_USING THE INFORMATION_.
A: Answer these questions about the Qlik selections thread:
(i) What is the first poster currently doing as a workaround?
(ii) Which of the suggested routes does the poster try?
(iii) What exception does the call to DestroyGenericBookmark throw?
B: Quote the Qlik selections thread, starting at the words "Think that are" and stopping after "you dont' mind.".
C: List every option that the reply in the Qlik selections thread suggests for resetting selections.

START PASSAGE TO READ

Thanks for the explanation... do you think there's an alternative way of doing it that works on both QSE and QCS?
At the moment as a workaround I am manually reading all the selections on all the fields and then manually restoring them, but it seems like a bit of a hack to me.
Think that are some options for you but I don't know which is the best:
- Try the https://qlik.dev/apis/json-rpc/qix/doc#%23%2Fentries%2FDoc%2Fentries%2FBack for going back in the "selection stack"
- Create a bookmark https://qlik.dev/apis/json-rpc/qix/doc#%23%2Fentries%2FDoc%2Fentries%2FCreateBookmarkEx that you apply when you want to reset the selections
- Do your selections in an alternate state https://qlik.dev/apis/json-rpc/qix/doc#%23%2Fentries%2FDoc%2Fentries%2FAddSessionAlternateState when you want to go back change back the state
Thanks for your suggestions.
I'm trying the bookmarks route, it seems to work to some extent, but I have a questions if you dont' mind.
I've written the following code:
var bookmark = app.CreateGenericBookmark(new GenericBookmarkProperties()
{
Info = new NxInfo() { Type = "bookmark", Id = Guid.NewGuid().ToString() }
});
app.GetField("foo").Select("...");
app.GetField("bar").Select("...");
//etc.
app.ApplyGenericBookmark(bookmark.Info.Id); //seems to work correctly, selections are restored
app.DestroyGenericBookmark(bookmark.Info.Id); //throws ArgumentNullException
It mostly works, until the last instruction (calling DestroyGenericBookmark) that throws a ArgumentNullException:
"Value cannot be null. Parameter name: key"

END PASSAGE TO READ
START SOURCE INFORMATION

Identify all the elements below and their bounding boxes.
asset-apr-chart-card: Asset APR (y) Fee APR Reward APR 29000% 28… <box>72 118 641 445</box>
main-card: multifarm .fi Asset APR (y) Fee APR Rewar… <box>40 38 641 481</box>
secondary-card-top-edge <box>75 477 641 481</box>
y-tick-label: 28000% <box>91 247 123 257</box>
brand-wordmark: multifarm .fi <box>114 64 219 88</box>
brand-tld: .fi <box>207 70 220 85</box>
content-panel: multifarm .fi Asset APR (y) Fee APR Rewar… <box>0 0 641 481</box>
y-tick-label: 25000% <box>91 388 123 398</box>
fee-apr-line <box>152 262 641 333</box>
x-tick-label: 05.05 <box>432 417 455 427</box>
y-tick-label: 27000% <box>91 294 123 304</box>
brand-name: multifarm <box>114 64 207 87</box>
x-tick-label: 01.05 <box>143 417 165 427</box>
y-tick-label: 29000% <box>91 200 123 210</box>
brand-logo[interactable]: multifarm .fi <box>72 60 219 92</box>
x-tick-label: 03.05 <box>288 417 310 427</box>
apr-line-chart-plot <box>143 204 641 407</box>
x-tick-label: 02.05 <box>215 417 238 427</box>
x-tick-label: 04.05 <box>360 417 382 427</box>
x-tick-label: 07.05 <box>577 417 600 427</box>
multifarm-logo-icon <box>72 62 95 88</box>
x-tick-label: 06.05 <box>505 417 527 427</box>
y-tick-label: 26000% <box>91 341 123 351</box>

END SOURCE INFORMATION

_SOLUTIONS TO THE EXERCISE_.
A:
(i) Manually reading all the selections on all the fields and then manually restoring them.
(ii) The bookmarks route.
(iii) An ArgumentNullException.

B:
Think that are some options for you but I don't know which is the best:
- Try the https://qlik.dev/apis/json-rpc/qix/doc#%23%2Fentries%2FDoc%2Fentries%2FBack for going back in the "selection stack"
- Create a bookmark https://qlik.dev/apis/json-rpc/qix/doc#%23%2Fentries%2FDoc%2Fentries%2FCreateBookmarkEx that you apply when you want to reset the selections
- Do your selections in an alternate state https://qlik.dev/apis/json-rpc/qix/doc#%23%2Fentries%2FDoc%2Fentries%2FAddSessionAlternateState when you want to go back change back the state
Thanks for your suggestions.
I'm trying the bookmarks route, it seems to work to some extent, but I have a questions if you dont' mind.

C:
- Try Back to go back in the "selection stack"
- Create a bookmark (CreateBookmarkEx) that you apply when you want to reset the selections
- Do your selections in an alternate state (AddSessionAlternateState) and change back the state when you want to go back